(Items from a data source)
=-=-=

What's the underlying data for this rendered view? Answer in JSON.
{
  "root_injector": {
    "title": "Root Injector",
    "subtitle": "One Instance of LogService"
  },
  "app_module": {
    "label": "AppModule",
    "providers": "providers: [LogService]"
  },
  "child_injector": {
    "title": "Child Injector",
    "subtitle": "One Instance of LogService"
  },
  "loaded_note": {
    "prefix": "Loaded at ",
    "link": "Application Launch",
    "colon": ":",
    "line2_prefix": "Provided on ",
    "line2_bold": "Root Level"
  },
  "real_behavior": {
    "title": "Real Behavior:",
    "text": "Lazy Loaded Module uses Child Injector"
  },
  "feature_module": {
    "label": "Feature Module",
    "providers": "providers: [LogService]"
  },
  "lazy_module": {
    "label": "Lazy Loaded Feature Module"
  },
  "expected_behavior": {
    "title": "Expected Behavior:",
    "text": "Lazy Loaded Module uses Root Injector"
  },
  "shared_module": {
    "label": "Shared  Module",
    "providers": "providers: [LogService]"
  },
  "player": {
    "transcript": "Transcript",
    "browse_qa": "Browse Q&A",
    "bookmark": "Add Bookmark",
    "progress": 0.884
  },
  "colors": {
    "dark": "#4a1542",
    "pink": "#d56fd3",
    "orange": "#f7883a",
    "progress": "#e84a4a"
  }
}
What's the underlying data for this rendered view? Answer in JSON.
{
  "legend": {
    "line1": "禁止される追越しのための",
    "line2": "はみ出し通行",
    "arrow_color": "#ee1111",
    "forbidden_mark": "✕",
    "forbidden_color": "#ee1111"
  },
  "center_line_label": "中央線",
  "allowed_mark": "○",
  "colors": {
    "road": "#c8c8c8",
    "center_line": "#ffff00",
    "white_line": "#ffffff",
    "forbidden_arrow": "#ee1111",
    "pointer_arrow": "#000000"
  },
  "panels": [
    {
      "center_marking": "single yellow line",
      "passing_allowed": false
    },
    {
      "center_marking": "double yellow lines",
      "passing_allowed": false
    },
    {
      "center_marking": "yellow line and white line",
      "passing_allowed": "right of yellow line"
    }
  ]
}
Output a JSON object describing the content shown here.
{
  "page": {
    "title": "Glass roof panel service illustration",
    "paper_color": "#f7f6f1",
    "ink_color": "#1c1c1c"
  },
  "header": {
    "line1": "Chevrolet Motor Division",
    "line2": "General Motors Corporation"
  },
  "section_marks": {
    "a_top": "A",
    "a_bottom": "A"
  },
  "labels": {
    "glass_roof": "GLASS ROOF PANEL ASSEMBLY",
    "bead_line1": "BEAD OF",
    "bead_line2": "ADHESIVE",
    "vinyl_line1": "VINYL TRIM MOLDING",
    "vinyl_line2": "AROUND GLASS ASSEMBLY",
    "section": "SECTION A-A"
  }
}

=-=-=

Give again only the lines starting at the one that contains "Output a JSON" and running to the end of the data.

**RESULT OF THIS TASK**
Output a JSON object describing the content shown here.
{
  "page": {
    "title": "Glass roof panel service illustration",
    "paper_color": "#f7f6f1",
    "ink_color": "#1c1c1c"
  },
  "header": {
    "line1": "Chevrolet Motor Division",
    "line2": "General Motors Corporation"
  },
  "section_marks": {
    "a_top": "A",
    "a_bottom": "A"
  },
  "labels": {
    "glass_roof": "GLASS ROOF PANEL ASSEMBLY",
    "bead_line1": "BEAD OF",
    "bead_line2": "ADHESIVE",
    "vinyl_line1": "VINYL TRIM MOLDING",
    "vinyl_line2": "AROUND GLASS ASSEMBLY",
    "section": "SECTION A-A"
  }
}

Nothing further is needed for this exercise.